#### What needs to be done
Find and return each line containing "finances".
>> begin Information given
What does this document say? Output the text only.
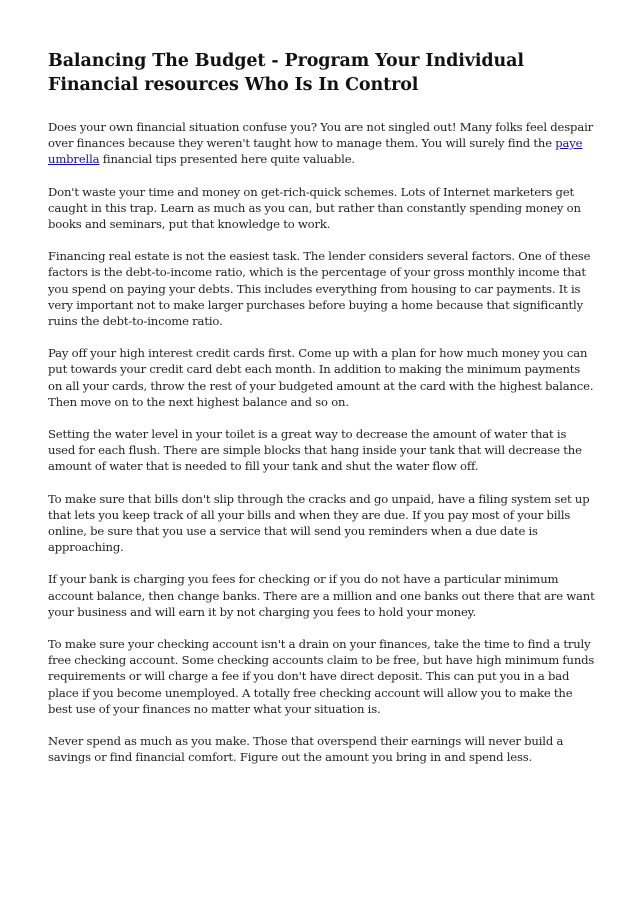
Balancing The Budget - Program Your Individual Financial resources Who Is In Control

Does your own financial situation confuse you? You are not singled out! Many folks feel despair over finances because they weren't taught how to manage them. You will surely find the paye umbrella financial tips presented here quite valuable.

Don't waste your time and money on get-rich-quick schemes. Lots of Internet marketers get caught in this trap. Learn as much as you can, but rather than constantly spending money on books and seminars, put that knowledge to work.

Financing real estate is not the easiest task. The lender considers several factors. One of these factors is the debt-to-income ratio, which is the percentage of your gross monthly income that you spend on paying your debts. This includes everything from housing to car payments. It is very important not to make larger purchases before buying a home because that significantly ruins the debt-to-income ratio.

Pay off your high interest credit cards first. Come up with a plan for how much money you can put towards your credit card debt each month. In addition to making the minimum payments on all your cards, throw the rest of your budgeted amount at the card with the highest balance. Then move on to the next highest balance and so on.

Setting the water level in your toilet is a great way to decrease the amount of water that is used for each flush. There are simple blocks that hang inside your tank that will decrease the amount of water that is needed to fill your tank and shut the water flow off.

To make sure that bills don't slip through the cracks and go unpaid, have a filing system set up that lets you keep track of all your bills and when they are due. If you pay most of your bills online, be sure that you use a service that will send you reminders when a due date is approaching.

If your bank is charging you fees for checking or if you do not have a particular minimum account balance, then change banks. There are a million and one banks out there that are want your business and will earn it by not charging you fees to hold your money.

To make sure your checking account isn't a drain on your finances, take the time to find a truly free checking account. Some checking accounts claim to be free, but have high minimum funds requirements or will charge a fee if you don't have direct deposit. This can put you in a bad place if you become unemployed. A totally free checking account will allow you to make the best use of your finances no matter what your situation is.

Never spend as much as you make. Those that overspend their earnings will never build a savings or find financial comfort. Figure out the amount you bring in and spend less.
>> end Information given
#### Finished exercise
Does your own financial situation confuse you? You are not singled out! Many folks feel despair over finances because they weren't taught how to manage them. You will surely find the paye umbrella financial tips presented here quite valuable.
To make sure your checking account isn't a drain on your finances, take the time to find a truly free checking account. Some checking accounts claim to be free, but have high minimum funds requirements or will charge a fee if you don't have direct deposit. This can put you in a bad place if you become unemployed. A totally free checking account will allow you to make the best use of your finances no matter what your situation is.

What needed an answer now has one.